§ **Problem statement**
Check each line of the records below for the word "badge" and copy those where it appears.

§ **Provided records**
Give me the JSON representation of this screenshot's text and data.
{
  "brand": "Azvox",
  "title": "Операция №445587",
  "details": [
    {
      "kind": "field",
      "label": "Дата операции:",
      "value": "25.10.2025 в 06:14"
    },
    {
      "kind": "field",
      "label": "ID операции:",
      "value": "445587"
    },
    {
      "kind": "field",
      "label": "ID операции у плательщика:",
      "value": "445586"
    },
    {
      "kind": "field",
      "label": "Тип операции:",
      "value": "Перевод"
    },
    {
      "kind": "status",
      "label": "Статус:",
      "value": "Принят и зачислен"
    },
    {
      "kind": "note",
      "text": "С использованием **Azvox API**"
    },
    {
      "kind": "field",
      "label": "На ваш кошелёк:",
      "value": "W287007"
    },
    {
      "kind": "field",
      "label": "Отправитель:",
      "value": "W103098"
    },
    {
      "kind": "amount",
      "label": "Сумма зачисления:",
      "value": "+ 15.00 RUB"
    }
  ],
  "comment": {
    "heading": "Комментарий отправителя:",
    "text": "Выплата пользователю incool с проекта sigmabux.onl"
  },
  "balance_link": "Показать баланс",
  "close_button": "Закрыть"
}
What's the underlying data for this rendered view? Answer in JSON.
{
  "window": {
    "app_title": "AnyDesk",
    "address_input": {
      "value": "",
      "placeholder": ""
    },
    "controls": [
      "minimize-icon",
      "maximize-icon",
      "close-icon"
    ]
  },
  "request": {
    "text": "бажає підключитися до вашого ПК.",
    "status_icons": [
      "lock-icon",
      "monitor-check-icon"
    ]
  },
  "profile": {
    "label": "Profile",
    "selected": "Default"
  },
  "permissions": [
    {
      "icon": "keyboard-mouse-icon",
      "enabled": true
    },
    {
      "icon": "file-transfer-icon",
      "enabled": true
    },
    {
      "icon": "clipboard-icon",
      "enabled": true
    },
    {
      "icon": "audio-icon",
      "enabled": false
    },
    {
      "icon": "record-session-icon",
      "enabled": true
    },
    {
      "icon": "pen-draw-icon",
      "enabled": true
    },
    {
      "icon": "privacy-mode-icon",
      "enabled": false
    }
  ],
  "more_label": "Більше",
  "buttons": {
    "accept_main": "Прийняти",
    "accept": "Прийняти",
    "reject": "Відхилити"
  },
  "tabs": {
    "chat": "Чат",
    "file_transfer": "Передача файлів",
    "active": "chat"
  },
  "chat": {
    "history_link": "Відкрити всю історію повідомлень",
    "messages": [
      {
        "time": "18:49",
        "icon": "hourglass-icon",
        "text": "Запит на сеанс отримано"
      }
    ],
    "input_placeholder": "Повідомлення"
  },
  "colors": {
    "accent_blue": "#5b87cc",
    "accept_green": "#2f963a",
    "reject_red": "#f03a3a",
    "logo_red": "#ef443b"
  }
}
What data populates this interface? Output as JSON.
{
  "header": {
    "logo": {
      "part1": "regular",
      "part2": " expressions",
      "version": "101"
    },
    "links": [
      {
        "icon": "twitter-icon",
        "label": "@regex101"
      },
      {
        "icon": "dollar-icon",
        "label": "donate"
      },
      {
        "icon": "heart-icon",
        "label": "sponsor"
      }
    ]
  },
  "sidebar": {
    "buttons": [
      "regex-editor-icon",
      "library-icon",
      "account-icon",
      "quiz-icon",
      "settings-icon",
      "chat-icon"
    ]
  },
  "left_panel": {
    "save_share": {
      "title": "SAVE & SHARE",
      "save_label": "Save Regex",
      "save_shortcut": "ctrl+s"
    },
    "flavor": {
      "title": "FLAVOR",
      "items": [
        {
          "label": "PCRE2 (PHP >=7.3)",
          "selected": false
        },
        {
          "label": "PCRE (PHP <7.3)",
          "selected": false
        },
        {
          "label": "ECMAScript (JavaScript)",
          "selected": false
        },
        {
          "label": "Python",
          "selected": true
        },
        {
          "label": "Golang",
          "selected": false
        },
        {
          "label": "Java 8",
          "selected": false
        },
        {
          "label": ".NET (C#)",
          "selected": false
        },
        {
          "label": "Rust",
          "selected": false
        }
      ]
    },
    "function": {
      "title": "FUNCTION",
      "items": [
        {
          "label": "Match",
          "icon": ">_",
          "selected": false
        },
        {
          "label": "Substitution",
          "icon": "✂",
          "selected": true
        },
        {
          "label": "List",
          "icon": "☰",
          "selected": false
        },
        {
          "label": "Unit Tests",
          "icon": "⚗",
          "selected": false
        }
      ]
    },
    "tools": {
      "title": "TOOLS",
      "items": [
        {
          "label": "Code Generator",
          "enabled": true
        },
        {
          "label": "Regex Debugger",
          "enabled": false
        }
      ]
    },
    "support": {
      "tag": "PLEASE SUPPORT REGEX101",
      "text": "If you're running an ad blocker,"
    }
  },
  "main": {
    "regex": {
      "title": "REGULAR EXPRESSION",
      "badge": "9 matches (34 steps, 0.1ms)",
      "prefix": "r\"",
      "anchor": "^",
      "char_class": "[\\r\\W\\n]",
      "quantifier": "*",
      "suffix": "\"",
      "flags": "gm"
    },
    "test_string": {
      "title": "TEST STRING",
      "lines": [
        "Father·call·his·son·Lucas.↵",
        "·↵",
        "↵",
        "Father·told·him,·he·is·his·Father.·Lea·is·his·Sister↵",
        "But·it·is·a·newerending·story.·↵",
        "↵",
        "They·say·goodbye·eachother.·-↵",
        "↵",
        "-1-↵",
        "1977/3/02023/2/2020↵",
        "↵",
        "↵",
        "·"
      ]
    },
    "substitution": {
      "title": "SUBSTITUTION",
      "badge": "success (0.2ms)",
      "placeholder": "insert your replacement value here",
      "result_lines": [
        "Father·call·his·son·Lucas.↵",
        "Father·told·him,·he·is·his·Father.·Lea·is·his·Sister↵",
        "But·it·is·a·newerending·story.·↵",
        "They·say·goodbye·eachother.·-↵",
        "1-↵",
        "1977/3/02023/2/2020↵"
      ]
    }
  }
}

§ **Answer**
      "badge": "9 matches (34 steps, 0.1ms)",
      "badge": "success (0.2ms)",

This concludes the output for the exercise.